Stored data
"""

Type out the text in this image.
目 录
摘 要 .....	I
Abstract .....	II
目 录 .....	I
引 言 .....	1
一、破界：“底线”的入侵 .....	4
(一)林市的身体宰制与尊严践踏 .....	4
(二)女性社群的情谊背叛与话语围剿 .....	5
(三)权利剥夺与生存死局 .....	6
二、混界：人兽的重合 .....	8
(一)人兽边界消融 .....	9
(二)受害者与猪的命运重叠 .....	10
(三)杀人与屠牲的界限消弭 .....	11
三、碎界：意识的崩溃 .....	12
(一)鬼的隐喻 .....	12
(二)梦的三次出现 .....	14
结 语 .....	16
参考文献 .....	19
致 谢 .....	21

"""
"""

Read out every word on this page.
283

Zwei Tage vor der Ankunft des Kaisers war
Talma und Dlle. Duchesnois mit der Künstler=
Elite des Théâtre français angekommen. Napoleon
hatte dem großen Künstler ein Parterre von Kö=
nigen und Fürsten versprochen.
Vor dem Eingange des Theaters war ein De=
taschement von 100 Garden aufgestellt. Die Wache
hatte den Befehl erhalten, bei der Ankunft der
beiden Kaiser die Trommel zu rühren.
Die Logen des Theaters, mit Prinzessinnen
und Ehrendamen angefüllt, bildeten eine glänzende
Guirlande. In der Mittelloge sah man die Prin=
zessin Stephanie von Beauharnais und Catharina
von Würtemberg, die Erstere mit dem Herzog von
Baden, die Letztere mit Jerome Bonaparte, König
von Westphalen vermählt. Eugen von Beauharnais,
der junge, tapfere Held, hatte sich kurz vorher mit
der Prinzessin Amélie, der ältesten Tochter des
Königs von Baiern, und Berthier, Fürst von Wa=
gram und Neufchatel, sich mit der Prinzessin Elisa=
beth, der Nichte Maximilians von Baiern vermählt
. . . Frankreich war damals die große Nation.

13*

"""
"""

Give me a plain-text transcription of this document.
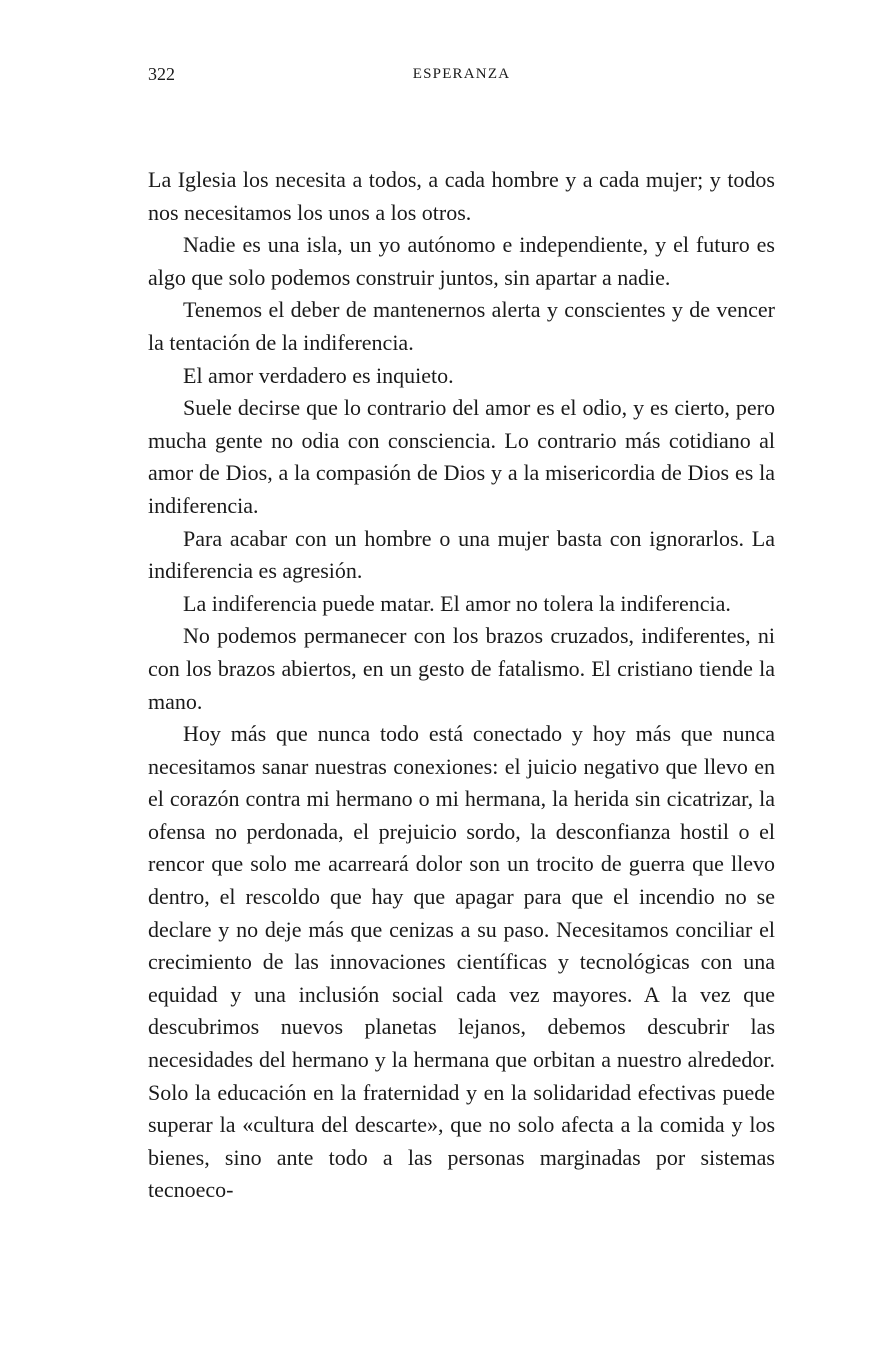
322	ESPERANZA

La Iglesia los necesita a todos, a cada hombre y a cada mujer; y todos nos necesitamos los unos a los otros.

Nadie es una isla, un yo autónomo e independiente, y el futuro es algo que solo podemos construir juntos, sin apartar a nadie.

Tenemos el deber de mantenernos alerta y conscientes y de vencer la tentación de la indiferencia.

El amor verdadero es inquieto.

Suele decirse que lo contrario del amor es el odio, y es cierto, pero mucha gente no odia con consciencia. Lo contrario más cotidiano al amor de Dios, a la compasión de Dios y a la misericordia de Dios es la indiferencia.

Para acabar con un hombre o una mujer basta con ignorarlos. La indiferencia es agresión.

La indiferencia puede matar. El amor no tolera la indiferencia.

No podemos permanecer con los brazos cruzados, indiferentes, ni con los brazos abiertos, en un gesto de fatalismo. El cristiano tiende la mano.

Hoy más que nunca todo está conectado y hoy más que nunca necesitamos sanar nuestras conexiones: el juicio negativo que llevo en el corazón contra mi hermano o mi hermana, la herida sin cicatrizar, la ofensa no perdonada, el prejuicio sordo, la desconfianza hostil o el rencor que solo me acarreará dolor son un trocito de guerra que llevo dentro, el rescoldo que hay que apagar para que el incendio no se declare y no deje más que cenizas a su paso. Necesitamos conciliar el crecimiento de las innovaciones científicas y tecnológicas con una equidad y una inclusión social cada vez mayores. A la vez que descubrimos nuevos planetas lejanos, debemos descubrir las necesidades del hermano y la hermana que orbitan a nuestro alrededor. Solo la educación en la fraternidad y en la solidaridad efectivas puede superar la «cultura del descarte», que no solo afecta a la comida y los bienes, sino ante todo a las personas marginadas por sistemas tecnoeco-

"""

Look through the entries above; copy every line holding the string "mujer".

La Iglesia los necesita a todos, a cada hombre y a cada mujer; y todos nos necesitamos los unos a los otros.
Para acabar con un hombre o una mujer basta con ignorarlos. La indiferencia es agresión.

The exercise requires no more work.